+++ MATERIAL SHOWN +++

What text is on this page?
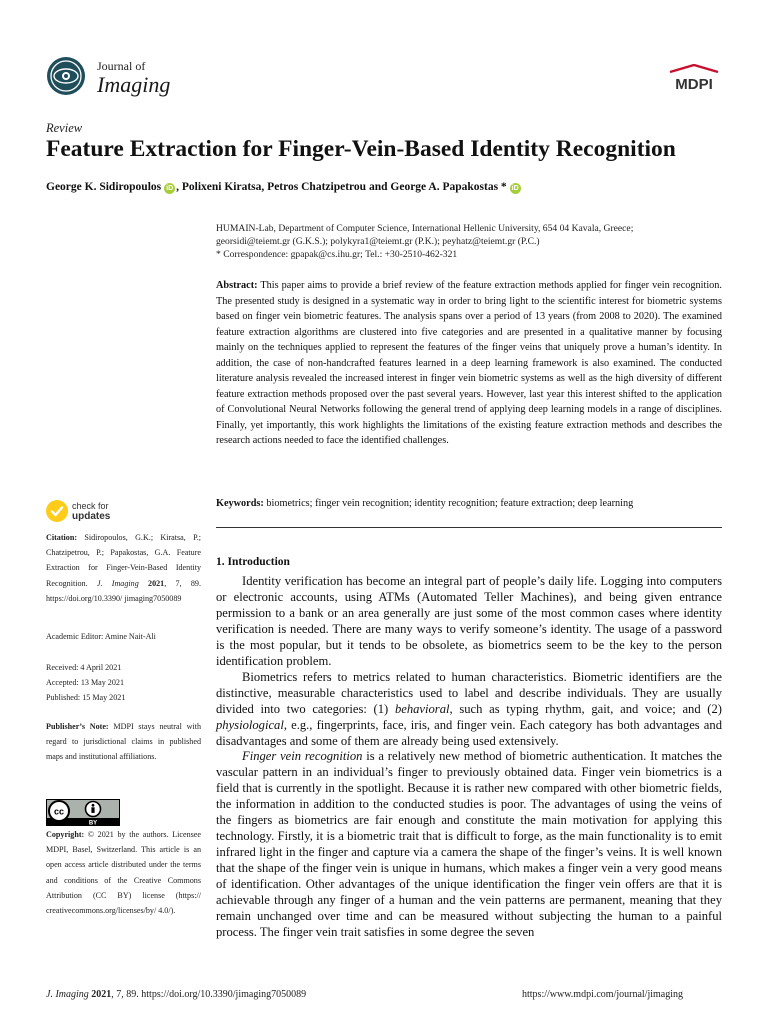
Journal of
Imaging	MDPI
Review
Feature Extraction for Finger-Vein-Based Identity Recognition
George K. Sidiropoulos iD , Polixeni Kiratsa, Petros Chatzipetrou and George A. Papakostas * iD
HUMAIN-Lab, Department of Computer Science, International Hellenic University, 654 04 Kavala, Greece;
georsidi@teiemt.gr (G.K.S.); polykyra1@teiemt.gr (P.K.); peyhatz@teiemt.gr (P.C.)
* Correspondence: gpapak@cs.ihu.gr; Tel.: +30-2510-462-321
Abstract: This paper aims to provide a brief review of the feature extraction methods applied for finger vein recognition. The presented study is designed in a systematic way in order to bring light to the scientific interest for biometric systems based on finger vein biometric features. The analysis spans over a period of 13 years (from 2008 to 2020). The examined feature extraction algorithms are clustered into five categories and are presented in a qualitative manner by focusing mainly on the techniques applied to represent the features of the finger veins that uniquely prove a human’s identity. In addition, the case of non-handcrafted features learned in a deep learning framework is also examined. The conducted literature analysis revealed the increased interest in finger vein biometric systems as well as the high diversity of different feature extraction methods proposed over the past several years. However, last year this interest shifted to the application of Convolutional Neural Networks following the general trend of applying deep learning models in a range of disciplines. Finally, yet importantly, this work highlights the limitations of the existing feature extraction methods and describes the research actions needed to face the identified challenges.
Keywords: biometrics; finger vein recognition; identity recognition; feature extraction; deep learning
check for
updates
Citation: Sidiropoulos, G.K.; Kiratsa, P.; Chatzipetrou, P.; Papakostas, G.A. Feature Extraction for Finger-Vein-Based Identity Recognition. J. Imaging 2021, 7, 89. https://doi.org/10.3390/ jimaging7050089
Academic Editor: Amine Nait-Ali
Received: 4 April 2021
Accepted: 13 May 2021
Published: 15 May 2021
Publisher’s Note: MDPI stays neutral with regard to jurisdictional claims in published maps and institutional affiliations.
cc
BY
Copyright: © 2021 by the authors. Licensee MDPI, Basel, Switzerland. This article is an open access article distributed under the terms and conditions of the Creative Commons Attribution (CC BY) license (https:// creativecommons.org/licenses/by/ 4.0/).
1. Introduction

Identity verification has become an integral part of people’s daily life. Logging into computers or electronic accounts, using ATMs (Automated Teller Machines), and being given entrance permission to a bank or an area generally are just some of the most common cases where identity verification is needed. There are many ways to verify someone’s identity. The usage of a password is the most popular, but it tends to be obsolete, as biometrics seem to be the key to the person identification problem.

Biometrics refers to metrics related to human characteristics. Biometric identifiers are the distinctive, measurable characteristics used to label and describe individuals. They are usually divided into two categories: (1) behavioral, such as typing rhythm, gait, and voice; and (2) physiological, e.g., fingerprints, face, iris, and finger vein. Each category has both advantages and disadvantages and some of them are already being used extensively.

Finger vein recognition is a relatively new method of biometric authentication. It matches the vascular pattern in an individual’s finger to previously obtained data. Finger vein biometrics is a field that is currently in the spotlight. Because it is rather new compared with other biometric fields, the information in addition to the conducted studies is poor. The advantages of using the veins of the fingers as biometrics are fair enough and constitute the main motivation for applying this technology. Firstly, it is a biometric trait that is difficult to forge, as the main functionality is to emit infrared light in the finger and capture via a camera the shape of the finger’s veins. It is well known that the shape of the finger vein is unique in humans, which makes a finger vein a very good means of identification. Other advantages of the unique identification the finger vein offers are that it is achievable through any finger of a human and the vein patterns are permanent, meaning that they remain unchanged over time and can be measured without subjecting the human to a painful process. The finger vein trait satisfies in some degree the seven

J. Imaging 2021, 7, 89. https://doi.org/10.3390/jimaging7050089	https://www.mdpi.com/journal/jimaging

+++

Pictures excluded, quote all the data above exactly.

What text is on this page?
Journal of
Imaging	MDPI
Review
Feature Extraction for Finger-Vein-Based Identity Recognition
George K. Sidiropoulos iD , Polixeni Kiratsa, Petros Chatzipetrou and George A. Papakostas * iD
HUMAIN-Lab, Department of Computer Science, International Hellenic University, 654 04 Kavala, Greece;
georsidi@teiemt.gr (G.K.S.); polykyra1@teiemt.gr (P.K.); peyhatz@teiemt.gr (P.C.)
* Correspondence: gpapak@cs.ihu.gr; Tel.: +30-2510-462-321
Abstract: This paper aims to provide a brief review of the feature extraction methods applied for finger vein recognition. The presented study is designed in a systematic way in order to bring light to the scientific interest for biometric systems based on finger vein biometric features. The analysis spans over a period of 13 years (from 2008 to 2020). The examined feature extraction algorithms are clustered into five categories and are presented in a qualitative manner by focusing mainly on the techniques applied to represent the features of the finger veins that uniquely prove a human’s identity. In addition, the case of non-handcrafted features learned in a deep learning framework is also examined. The conducted literature analysis revealed the increased interest in finger vein biometric systems as well as the high diversity of different feature extraction methods proposed over the past several years. However, last year this interest shifted to the application of Convolutional Neural Networks following the general trend of applying deep learning models in a range of disciplines. Finally, yet importantly, this work highlights the limitations of the existing feature extraction methods and describes the research actions needed to face the identified challenges.
Keywords: biometrics; finger vein recognition; identity recognition; feature extraction; deep learning
check for
updates
Citation: Sidiropoulos, G.K.; Kiratsa, P.; Chatzipetrou, P.; Papakostas, G.A. Feature Extraction for Finger-Vein-Based Identity Recognition. J. Imaging 2021, 7, 89. https://doi.org/10.3390/ jimaging7050089
Academic Editor: Amine Nait-Ali
Received: 4 April 2021
Accepted: 13 May 2021
Published: 15 May 2021
Publisher’s Note: MDPI stays neutral with regard to jurisdictional claims in published maps and institutional affiliations.
cc
BY
Copyright: © 2021 by the authors. Licensee MDPI, Basel, Switzerland. This article is an open access article distributed under the terms and conditions of the Creative Commons Attribution (CC BY) license (https:// creativecommons.org/licenses/by/ 4.0/).
1. Introduction

Identity verification has become an integral part of people’s daily life. Logging into computers or electronic accounts, using ATMs (Automated Teller Machines), and being given entrance permission to a bank or an area generally are just some of the most common cases where identity verification is needed. There are many ways to verify someone’s identity. The usage of a password is the most popular, but it tends to be obsolete, as biometrics seem to be the key to the person identification problem.

Biometrics refers to metrics related to human characteristics. Biometric identifiers are the distinctive, measurable characteristics used to label and describe individuals. They are usually divided into two categories: (1) behavioral, such as typing rhythm, gait, and voice; and (2) physiological, e.g., fingerprints, face, iris, and finger vein. Each category has both advantages and disadvantages and some of them are already being used extensively.

Finger vein recognition is a relatively new method of biometric authentication. It matches the vascular pattern in an individual’s finger to previously obtained data. Finger vein biometrics is a field that is currently in the spotlight. Because it is rather new compared with other biometric fields, the information in addition to the conducted studies is poor. The advantages of using the veins of the fingers as biometrics are fair enough and constitute the main motivation for applying this technology. Firstly, it is a biometric trait that is difficult to forge, as the main functionality is to emit infrared light in the finger and capture via a camera the shape of the finger’s veins. It is well known that the shape of the finger vein is unique in humans, which makes a finger vein a very good means of identification. Other advantages of the unique identification the finger vein offers are that it is achievable through any finger of a human and the vein patterns are permanent, meaning that they remain unchanged over time and can be measured without subjecting the human to a painful process. The finger vein trait satisfies in some degree the seven

J. Imaging 2021, 7, 89. https://doi.org/10.3390/jimaging7050089	https://www.mdpi.com/journal/jimaging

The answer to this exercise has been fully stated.